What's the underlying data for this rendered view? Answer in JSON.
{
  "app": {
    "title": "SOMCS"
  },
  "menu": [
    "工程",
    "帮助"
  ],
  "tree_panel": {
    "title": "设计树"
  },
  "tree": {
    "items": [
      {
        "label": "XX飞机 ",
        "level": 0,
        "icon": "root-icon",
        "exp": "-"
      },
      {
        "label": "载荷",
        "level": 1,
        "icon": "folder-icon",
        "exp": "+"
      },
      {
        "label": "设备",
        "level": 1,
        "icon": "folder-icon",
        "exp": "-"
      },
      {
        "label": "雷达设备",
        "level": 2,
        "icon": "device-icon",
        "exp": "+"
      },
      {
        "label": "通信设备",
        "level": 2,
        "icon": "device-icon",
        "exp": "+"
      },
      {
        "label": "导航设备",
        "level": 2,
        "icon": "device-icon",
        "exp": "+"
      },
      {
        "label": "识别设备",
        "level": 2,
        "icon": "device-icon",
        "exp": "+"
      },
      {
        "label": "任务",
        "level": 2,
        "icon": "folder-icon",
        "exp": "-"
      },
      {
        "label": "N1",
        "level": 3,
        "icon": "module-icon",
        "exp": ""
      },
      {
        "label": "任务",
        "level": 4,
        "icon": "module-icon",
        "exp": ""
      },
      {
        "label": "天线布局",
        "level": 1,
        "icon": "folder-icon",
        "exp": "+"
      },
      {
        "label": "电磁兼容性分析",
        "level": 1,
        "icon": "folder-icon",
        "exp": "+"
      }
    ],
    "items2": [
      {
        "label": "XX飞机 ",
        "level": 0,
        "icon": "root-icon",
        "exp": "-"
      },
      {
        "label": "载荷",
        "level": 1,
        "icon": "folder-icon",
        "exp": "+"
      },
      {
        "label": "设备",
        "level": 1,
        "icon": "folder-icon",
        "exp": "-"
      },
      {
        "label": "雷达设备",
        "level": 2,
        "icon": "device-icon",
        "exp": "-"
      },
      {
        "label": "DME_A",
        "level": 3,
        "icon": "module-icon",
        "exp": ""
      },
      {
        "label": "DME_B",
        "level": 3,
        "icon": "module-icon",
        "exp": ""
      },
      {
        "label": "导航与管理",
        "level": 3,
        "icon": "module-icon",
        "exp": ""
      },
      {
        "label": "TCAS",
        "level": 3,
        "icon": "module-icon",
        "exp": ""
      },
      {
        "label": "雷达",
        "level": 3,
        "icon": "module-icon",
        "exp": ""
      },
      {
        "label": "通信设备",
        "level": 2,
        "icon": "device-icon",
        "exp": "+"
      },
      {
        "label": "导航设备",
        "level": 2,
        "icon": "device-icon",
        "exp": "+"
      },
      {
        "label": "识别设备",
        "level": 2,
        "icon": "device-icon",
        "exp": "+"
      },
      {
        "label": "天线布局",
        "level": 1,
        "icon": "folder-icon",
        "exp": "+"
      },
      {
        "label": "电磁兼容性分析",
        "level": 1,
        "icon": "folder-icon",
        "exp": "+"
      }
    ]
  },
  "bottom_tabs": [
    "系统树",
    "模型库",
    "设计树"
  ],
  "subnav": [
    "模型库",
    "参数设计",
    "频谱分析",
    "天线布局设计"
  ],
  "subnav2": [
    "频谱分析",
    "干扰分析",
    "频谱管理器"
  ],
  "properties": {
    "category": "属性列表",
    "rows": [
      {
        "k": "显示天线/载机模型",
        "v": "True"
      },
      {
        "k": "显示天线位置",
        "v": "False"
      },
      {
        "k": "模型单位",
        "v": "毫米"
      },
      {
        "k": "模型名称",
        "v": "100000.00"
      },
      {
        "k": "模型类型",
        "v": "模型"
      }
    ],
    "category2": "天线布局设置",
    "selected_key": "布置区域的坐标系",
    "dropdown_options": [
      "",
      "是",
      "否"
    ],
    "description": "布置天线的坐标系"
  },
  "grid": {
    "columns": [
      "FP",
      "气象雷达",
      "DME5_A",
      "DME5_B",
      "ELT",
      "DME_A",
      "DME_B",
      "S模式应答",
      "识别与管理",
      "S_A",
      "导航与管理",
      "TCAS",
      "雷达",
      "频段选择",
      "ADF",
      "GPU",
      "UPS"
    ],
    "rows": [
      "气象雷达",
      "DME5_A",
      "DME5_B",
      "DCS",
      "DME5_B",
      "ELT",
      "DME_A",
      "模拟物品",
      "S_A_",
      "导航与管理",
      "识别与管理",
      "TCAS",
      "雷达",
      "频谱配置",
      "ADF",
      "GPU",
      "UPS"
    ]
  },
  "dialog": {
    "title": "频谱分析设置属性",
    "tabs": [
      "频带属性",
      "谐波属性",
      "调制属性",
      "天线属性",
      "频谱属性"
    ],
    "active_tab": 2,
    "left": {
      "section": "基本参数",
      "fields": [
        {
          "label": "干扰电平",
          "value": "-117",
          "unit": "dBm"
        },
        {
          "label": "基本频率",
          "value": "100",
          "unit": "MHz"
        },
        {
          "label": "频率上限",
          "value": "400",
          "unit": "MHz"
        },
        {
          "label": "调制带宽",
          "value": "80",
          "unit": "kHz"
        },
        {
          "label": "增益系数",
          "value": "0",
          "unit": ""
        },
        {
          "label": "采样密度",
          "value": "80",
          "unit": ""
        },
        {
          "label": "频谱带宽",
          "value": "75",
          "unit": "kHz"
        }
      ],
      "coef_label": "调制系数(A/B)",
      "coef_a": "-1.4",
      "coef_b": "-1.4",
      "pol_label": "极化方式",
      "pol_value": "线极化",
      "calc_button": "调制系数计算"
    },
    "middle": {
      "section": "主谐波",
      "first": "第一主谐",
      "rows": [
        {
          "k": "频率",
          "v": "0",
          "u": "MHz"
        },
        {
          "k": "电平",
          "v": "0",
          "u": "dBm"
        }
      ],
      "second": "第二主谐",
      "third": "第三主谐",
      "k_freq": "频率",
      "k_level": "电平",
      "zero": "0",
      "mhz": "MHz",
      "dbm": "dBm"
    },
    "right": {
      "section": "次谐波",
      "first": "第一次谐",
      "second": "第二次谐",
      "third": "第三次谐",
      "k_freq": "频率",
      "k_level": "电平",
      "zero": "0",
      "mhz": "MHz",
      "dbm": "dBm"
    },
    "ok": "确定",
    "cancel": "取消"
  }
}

## Your goal:
Scan the material above. Return every line containing the string "section".

## Final result:
      "section": "基本参数",
      "section": "主谐波",
      "section": "次谐波",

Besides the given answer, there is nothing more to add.